Exclude images, then output the remaining data verbatim.
* BEGIN *
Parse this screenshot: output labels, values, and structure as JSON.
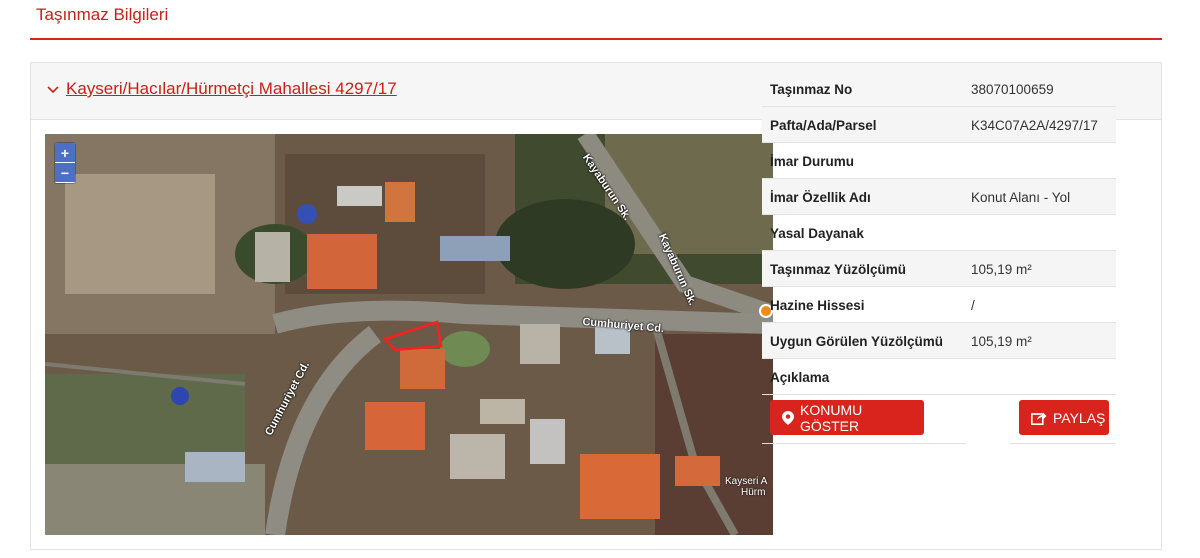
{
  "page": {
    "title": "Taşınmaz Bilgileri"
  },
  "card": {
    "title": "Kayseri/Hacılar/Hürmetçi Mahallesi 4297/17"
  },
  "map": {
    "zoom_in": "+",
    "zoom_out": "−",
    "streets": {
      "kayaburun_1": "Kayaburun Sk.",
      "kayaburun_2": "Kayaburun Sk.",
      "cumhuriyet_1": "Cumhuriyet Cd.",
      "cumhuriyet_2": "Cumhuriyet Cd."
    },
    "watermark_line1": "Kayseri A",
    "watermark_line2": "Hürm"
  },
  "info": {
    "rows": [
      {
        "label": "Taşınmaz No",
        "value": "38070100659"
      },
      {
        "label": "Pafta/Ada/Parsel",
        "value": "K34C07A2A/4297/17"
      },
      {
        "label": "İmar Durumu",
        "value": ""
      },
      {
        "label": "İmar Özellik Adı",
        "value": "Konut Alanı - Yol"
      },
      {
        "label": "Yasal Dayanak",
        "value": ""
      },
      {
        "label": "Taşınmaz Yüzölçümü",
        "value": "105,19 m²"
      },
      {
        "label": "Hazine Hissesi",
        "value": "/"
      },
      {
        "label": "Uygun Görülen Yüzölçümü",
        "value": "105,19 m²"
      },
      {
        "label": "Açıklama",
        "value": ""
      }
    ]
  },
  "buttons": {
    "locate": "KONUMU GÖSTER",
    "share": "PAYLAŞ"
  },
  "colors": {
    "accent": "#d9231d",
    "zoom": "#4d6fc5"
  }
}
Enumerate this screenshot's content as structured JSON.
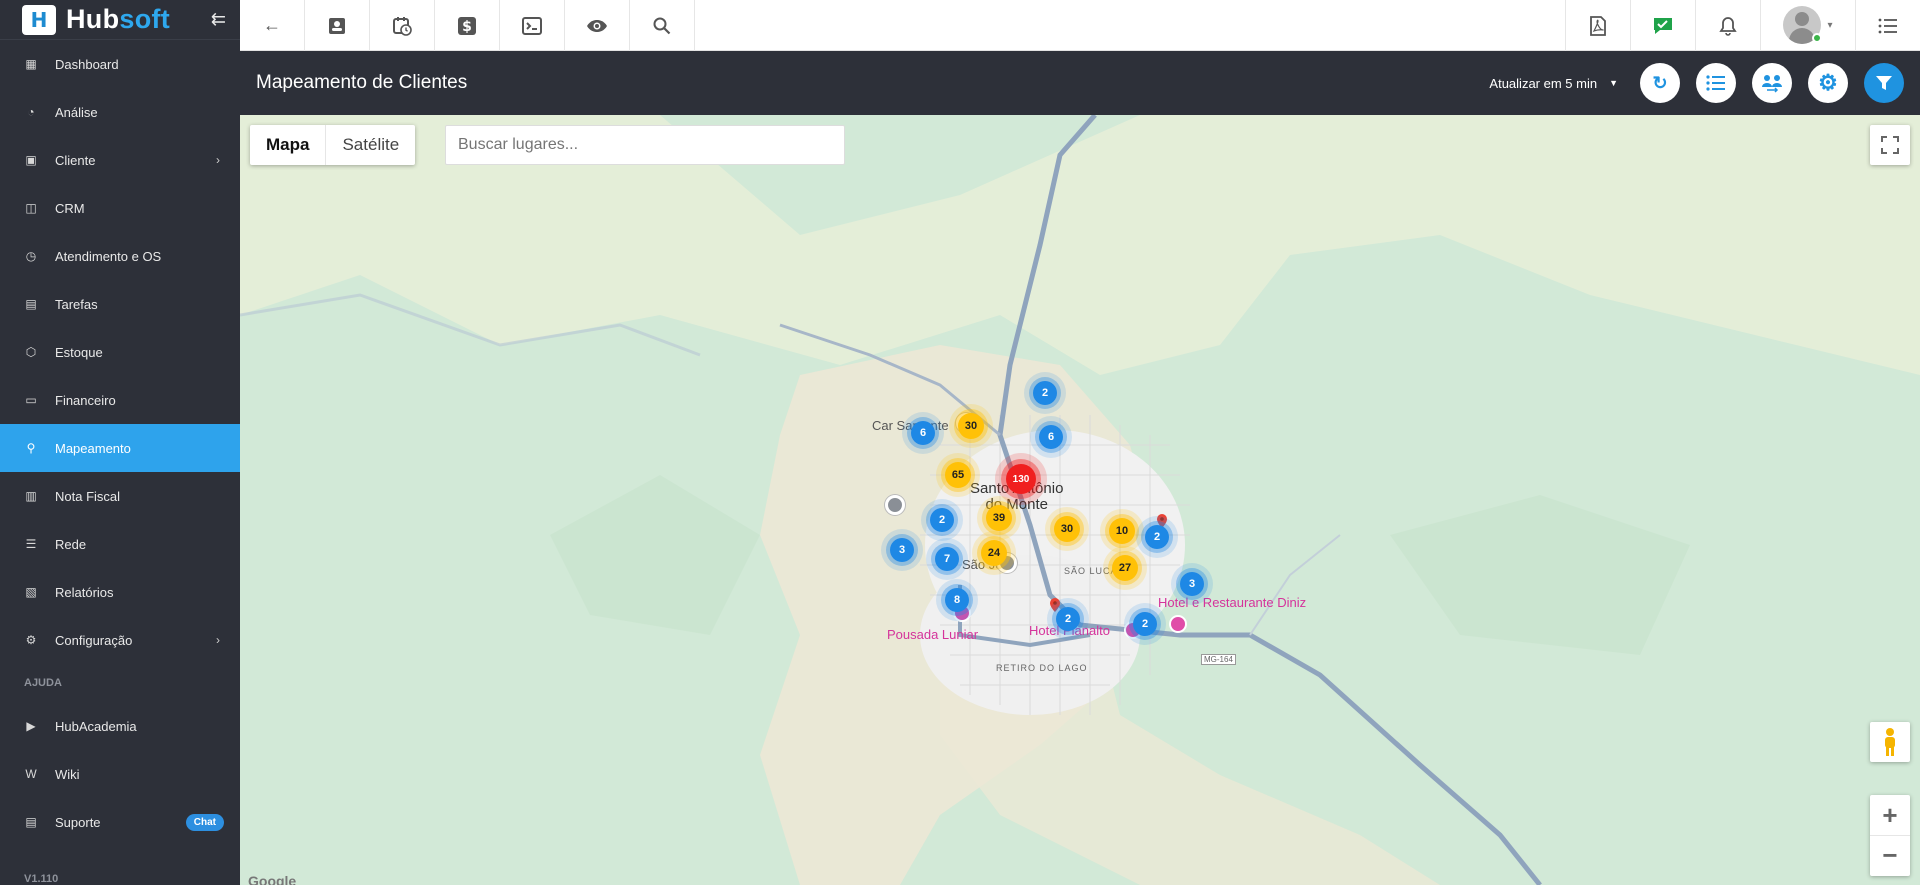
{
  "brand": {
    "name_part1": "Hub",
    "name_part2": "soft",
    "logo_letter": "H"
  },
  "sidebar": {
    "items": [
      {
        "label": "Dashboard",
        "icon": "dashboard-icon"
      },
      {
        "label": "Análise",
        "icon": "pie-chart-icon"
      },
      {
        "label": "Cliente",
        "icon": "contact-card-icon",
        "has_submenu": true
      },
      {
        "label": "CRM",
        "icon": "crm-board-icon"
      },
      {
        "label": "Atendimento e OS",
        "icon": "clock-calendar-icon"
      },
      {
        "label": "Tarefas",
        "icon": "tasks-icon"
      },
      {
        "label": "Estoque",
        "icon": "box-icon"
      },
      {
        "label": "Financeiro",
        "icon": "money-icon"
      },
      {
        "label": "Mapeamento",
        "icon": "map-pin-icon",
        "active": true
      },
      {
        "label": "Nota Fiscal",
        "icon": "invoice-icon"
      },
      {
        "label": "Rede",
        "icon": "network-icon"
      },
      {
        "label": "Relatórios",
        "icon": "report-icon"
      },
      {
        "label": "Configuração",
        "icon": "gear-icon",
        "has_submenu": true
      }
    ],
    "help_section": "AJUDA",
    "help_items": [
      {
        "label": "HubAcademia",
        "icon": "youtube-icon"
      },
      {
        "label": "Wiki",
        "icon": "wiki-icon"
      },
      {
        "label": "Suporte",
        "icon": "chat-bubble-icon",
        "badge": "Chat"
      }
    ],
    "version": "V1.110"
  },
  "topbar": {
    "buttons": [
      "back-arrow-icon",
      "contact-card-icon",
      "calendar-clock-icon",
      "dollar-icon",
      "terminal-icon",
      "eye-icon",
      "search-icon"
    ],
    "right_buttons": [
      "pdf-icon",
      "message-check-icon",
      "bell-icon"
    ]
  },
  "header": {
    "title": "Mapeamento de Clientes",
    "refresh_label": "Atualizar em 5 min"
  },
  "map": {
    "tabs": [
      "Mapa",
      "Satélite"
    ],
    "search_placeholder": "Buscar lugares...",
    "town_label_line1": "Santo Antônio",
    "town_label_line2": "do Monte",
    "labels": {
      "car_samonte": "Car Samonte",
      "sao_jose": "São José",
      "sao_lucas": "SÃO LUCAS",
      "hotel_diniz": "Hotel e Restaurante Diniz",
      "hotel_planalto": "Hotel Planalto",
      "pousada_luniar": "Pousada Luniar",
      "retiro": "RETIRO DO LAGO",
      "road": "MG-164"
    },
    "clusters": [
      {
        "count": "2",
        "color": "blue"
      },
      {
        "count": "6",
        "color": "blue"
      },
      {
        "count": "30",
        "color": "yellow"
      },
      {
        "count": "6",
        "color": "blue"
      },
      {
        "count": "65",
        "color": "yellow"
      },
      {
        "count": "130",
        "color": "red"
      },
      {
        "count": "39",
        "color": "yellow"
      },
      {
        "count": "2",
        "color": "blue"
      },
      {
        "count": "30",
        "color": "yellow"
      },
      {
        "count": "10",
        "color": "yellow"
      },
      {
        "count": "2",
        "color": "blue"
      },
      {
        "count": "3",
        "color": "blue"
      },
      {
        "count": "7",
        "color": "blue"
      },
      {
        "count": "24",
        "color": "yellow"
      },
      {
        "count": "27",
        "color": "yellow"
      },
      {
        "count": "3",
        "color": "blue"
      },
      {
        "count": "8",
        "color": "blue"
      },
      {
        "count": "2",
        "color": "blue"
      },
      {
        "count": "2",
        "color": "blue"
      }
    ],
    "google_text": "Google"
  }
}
* END *
**Written reply**:
Parse this screenshot: output labels, values, and structure as JSON.
{
  "page": {
    "title": "Taşınmaz Bilgileri"
  },
  "card": {
    "title": "Kayseri/Hacılar/Hürmetçi Mahallesi 4297/17"
  },
  "map": {
    "zoom_in": "+",
    "zoom_out": "−",
    "streets": {
      "kayaburun_1": "Kayaburun Sk.",
      "kayaburun_2": "Kayaburun Sk.",
      "cumhuriyet_1": "Cumhuriyet Cd.",
      "cumhuriyet_2": "Cumhuriyet Cd."
    },
    "watermark_line1": "Kayseri A",
    "watermark_line2": "Hürm"
  },
  "info": {
    "rows": [
      {
        "label": "Taşınmaz No",
        "value": "38070100659"
      },
      {
        "label": "Pafta/Ada/Parsel",
        "value": "K34C07A2A/4297/17"
      },
      {
        "label": "İmar Durumu",
        "value": ""
      },
      {
        "label": "İmar Özellik Adı",
        "value": "Konut Alanı - Yol"
      },
      {
        "label": "Yasal Dayanak",
        "value": ""
      },
      {
        "label": "Taşınmaz Yüzölçümü",
        "value": "105,19 m²"
      },
      {
        "label": "Hazine Hissesi",
        "value": "/"
      },
      {
        "label": "Uygun Görülen Yüzölçümü",
        "value": "105,19 m²"
      },
      {
        "label": "Açıklama",
        "value": ""
      }
    ]
  },
  "buttons": {
    "locate": "KONUMU GÖSTER",
    "share": "PAYLAŞ"
  },
  "colors": {
    "accent": "#d9231d",
    "zoom": "#4d6fc5"
  }
}
Enumerate this screenshot's content as structured JSON.
{
  "brand": {
    "name_part1": "Hub",
    "name_part2": "soft",
    "logo_letter": "H"
  },
  "sidebar": {
    "items": [
      {
        "label": "Dashboard",
        "icon": "dashboard-icon"
      },
      {
        "label": "Análise",
        "icon": "pie-chart-icon"
      },
      {
        "label": "Cliente",
        "icon": "contact-card-icon",
        "has_submenu": true
      },
      {
        "label": "CRM",
        "icon": "crm-board-icon"
      },
      {
        "label": "Atendimento e OS",
        "icon": "clock-calendar-icon"
      },
      {
        "label": "Tarefas",
        "icon": "tasks-icon"
      },
      {
        "label": "Estoque",
        "icon": "box-icon"
      },
      {
        "label": "Financeiro",
        "icon": "money-icon"
      },
      {
        "label": "Mapeamento",
        "icon": "map-pin-icon",
        "active": true
      },
      {
        "label": "Nota Fiscal",
        "icon": "invoice-icon"
      },
      {
        "label": "Rede",
        "icon": "network-icon"
      },
      {
        "label": "Relatórios",
        "icon": "report-icon"
      },
      {
        "label": "Configuração",
        "icon": "gear-icon",
        "has_submenu": true
      }
    ],
    "help_section": "AJUDA",
    "help_items": [
      {
        "label": "HubAcademia",
        "icon": "youtube-icon"
      },
      {
        "label": "Wiki",
        "icon": "wiki-icon"
      },
      {
        "label": "Suporte",
        "icon": "chat-bubble-icon",
        "badge": "Chat"
      }
    ],
    "version": "V1.110"
  },
  "topbar": {
    "buttons": [
      "back-arrow-icon",
      "contact-card-icon",
      "calendar-clock-icon",
      "dollar-icon",
      "terminal-icon",
      "eye-icon",
      "search-icon"
    ],
    "right_buttons": [
      "pdf-icon",
      "message-check-icon",
      "bell-icon"
    ]
  },
  "header": {
    "title": "Mapeamento de Clientes",
    "refresh_label": "Atualizar em 5 min"
  },
  "map": {
    "tabs": [
      "Mapa",
      "Satélite"
    ],
    "search_placeholder": "Buscar lugares...",
    "town_label_line1": "Santo Antônio",
    "town_label_line2": "do Monte",
    "labels": {
      "car_samonte": "Car Samonte",
      "sao_jose": "São José",
      "sao_lucas": "SÃO LUCAS",
      "hotel_diniz": "Hotel e Restaurante Diniz",
      "hotel_planalto": "Hotel Planalto",
      "pousada_luniar": "Pousada Luniar",
      "retiro": "RETIRO DO LAGO",
      "road": "MG-164"
    },
    "clusters": [
      {
        "count": "2",
        "color": "blue"
      },
      {
        "count": "6",
        "color": "blue"
      },
      {
        "count": "30",
        "color": "yellow"
      },
      {
        "count": "6",
        "color": "blue"
      },
      {
        "count": "65",
        "color": "yellow"
      },
      {
        "count": "130",
        "color": "red"
      },
      {
        "count": "39",
        "color": "yellow"
      },
      {
        "count": "2",
        "color": "blue"
      },
      {
        "count": "30",
        "color": "yellow"
      },
      {
        "count": "10",
        "color": "yellow"
      },
      {
        "count": "2",
        "color": "blue"
      },
      {
        "count": "3",
        "color": "blue"
      },
      {
        "count": "7",
        "color": "blue"
      },
      {
        "count": "24",
        "color": "yellow"
      },
      {
        "count": "27",
        "color": "yellow"
      },
      {
        "count": "3",
        "color": "blue"
      },
      {
        "count": "8",
        "color": "blue"
      },
      {
        "count": "2",
        "color": "blue"
      },
      {
        "count": "2",
        "color": "blue"
      }
    ],
    "google_text": "Google"
  }
}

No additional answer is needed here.